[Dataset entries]
--- START ---
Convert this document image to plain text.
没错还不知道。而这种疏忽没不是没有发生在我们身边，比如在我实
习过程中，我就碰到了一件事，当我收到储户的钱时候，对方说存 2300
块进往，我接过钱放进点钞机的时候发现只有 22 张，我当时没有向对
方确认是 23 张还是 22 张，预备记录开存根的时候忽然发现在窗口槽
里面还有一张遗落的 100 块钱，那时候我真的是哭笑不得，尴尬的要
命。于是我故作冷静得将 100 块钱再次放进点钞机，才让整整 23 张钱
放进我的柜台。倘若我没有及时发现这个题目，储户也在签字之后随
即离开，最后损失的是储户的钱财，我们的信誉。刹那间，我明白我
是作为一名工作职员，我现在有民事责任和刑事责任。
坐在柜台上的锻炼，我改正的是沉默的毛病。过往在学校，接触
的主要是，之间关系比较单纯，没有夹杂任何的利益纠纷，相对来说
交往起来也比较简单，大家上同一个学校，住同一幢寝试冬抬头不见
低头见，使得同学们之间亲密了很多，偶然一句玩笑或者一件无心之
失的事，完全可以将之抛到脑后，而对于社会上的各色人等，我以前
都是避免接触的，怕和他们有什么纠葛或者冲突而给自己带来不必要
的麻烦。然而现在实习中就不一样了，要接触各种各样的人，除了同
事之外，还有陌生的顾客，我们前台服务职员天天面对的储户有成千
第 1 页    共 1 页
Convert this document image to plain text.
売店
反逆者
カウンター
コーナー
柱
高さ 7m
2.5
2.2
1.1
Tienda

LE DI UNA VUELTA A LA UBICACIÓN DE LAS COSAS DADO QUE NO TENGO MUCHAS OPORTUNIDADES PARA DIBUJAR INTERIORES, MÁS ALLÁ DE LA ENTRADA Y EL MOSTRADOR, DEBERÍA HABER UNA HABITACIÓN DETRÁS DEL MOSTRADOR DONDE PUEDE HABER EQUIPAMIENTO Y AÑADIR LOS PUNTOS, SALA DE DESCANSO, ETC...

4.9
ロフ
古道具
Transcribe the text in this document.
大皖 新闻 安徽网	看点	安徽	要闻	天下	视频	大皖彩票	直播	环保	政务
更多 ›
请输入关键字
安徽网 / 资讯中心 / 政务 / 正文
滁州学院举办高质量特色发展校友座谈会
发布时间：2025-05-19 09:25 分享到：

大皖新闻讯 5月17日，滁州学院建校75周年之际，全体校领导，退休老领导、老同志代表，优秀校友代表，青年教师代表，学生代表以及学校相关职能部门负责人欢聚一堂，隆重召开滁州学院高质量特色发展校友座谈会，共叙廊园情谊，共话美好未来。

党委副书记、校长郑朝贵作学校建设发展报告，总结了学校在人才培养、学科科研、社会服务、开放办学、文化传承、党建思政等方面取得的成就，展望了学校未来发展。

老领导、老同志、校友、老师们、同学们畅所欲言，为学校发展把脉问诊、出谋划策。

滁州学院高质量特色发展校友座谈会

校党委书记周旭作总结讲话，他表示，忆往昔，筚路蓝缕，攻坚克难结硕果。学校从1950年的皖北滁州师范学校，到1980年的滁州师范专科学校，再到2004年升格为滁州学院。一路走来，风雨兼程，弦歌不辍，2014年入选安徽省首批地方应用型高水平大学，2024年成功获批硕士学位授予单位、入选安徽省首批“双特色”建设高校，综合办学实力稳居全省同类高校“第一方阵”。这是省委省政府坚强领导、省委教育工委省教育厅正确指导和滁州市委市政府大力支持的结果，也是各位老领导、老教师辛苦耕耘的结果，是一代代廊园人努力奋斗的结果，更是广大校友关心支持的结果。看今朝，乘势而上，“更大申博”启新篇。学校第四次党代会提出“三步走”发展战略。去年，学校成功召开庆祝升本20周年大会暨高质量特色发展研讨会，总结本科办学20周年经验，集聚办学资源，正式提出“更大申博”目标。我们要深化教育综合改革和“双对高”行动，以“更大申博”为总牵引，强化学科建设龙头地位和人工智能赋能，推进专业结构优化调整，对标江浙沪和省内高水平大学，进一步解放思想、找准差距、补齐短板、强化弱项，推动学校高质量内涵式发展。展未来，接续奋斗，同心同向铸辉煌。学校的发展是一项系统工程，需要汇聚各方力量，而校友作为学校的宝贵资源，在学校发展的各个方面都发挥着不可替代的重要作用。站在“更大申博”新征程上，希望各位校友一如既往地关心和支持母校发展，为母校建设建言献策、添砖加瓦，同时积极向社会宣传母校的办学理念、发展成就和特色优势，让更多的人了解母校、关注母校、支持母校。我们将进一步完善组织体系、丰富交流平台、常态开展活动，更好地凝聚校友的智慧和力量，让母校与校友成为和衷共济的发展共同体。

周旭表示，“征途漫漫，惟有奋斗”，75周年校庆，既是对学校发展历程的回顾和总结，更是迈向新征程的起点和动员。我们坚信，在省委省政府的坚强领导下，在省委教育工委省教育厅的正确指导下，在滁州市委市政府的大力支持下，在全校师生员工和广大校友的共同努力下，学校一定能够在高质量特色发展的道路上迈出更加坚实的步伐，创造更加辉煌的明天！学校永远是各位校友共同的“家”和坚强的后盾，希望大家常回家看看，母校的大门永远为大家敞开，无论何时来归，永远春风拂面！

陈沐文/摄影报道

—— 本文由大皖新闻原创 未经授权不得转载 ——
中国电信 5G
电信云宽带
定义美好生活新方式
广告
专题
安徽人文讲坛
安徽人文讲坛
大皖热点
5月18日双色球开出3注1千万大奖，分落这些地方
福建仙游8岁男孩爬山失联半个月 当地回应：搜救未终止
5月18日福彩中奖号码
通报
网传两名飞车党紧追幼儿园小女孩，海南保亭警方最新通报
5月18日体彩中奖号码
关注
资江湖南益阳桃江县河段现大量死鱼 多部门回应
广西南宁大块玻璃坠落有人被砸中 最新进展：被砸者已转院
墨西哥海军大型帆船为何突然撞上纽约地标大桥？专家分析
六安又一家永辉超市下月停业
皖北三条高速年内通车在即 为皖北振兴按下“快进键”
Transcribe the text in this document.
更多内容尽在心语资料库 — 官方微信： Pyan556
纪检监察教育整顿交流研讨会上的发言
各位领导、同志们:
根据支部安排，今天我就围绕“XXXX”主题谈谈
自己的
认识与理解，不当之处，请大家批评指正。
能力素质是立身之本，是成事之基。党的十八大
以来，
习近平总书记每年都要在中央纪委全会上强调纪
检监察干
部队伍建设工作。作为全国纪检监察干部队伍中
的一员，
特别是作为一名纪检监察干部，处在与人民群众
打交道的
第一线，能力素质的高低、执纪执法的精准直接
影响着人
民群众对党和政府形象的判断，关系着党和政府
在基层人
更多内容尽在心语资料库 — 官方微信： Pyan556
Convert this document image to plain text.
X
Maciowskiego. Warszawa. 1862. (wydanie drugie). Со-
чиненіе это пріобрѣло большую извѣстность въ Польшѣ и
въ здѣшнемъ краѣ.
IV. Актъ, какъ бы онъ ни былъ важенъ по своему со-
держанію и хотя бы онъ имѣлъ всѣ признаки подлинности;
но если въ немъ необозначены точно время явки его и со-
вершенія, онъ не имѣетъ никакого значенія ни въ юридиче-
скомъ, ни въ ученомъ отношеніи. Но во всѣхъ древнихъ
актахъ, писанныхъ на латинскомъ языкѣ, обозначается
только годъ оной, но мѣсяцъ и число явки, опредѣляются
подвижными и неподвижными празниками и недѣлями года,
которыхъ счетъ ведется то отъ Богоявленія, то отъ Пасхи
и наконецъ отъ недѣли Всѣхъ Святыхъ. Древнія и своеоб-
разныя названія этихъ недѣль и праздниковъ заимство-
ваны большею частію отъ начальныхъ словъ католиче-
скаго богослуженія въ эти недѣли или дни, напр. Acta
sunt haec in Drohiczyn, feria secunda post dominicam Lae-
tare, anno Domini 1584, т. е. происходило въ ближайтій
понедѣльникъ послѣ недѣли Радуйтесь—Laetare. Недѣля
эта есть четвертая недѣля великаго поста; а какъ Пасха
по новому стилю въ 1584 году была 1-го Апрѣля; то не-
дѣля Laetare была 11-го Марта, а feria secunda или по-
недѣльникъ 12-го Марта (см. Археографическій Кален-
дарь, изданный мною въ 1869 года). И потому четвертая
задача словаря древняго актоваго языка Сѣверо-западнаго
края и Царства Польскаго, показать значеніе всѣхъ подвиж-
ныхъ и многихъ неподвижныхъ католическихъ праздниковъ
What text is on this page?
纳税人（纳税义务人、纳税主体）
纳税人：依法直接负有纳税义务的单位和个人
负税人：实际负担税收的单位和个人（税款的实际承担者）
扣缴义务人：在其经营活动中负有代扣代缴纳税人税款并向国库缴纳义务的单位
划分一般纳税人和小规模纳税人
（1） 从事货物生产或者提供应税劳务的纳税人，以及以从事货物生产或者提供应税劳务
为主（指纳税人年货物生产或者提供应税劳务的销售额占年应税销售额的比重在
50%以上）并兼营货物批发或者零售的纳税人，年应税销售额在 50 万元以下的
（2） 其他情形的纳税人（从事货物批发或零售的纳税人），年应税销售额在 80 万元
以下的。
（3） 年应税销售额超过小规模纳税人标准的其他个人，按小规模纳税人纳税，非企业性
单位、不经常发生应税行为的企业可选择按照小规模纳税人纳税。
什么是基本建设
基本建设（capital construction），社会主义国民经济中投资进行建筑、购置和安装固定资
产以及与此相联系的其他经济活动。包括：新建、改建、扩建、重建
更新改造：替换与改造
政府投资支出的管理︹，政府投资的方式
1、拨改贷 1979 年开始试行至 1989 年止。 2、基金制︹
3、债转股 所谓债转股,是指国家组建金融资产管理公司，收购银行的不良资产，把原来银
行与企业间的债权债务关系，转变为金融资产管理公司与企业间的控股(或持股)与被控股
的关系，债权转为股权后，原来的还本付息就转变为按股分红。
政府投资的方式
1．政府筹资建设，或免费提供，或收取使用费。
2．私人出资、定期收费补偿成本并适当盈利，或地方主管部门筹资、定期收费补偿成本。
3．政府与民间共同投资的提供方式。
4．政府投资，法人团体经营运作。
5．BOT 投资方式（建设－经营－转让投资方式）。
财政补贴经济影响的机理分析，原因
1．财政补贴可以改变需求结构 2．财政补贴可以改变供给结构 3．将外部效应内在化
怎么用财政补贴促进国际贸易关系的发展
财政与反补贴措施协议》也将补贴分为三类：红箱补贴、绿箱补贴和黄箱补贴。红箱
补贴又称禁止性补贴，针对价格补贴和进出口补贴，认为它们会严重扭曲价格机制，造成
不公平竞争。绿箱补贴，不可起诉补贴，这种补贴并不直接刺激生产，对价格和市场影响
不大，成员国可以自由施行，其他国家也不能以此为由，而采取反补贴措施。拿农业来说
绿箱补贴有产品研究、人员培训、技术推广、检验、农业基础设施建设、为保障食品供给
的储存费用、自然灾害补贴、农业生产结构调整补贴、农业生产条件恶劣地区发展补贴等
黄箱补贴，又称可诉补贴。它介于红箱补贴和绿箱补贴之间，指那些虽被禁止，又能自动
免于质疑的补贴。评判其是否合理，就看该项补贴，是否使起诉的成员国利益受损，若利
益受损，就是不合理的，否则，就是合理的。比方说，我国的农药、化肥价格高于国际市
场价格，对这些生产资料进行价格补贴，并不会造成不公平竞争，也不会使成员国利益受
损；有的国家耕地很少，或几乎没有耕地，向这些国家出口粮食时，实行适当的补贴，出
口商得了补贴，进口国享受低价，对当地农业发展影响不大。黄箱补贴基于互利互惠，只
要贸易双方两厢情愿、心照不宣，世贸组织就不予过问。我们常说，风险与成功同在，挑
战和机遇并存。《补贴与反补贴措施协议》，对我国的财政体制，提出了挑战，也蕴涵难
--- END ---
Check each line of the records above for the word "была", then give the number of lines that have it, with no other words.

2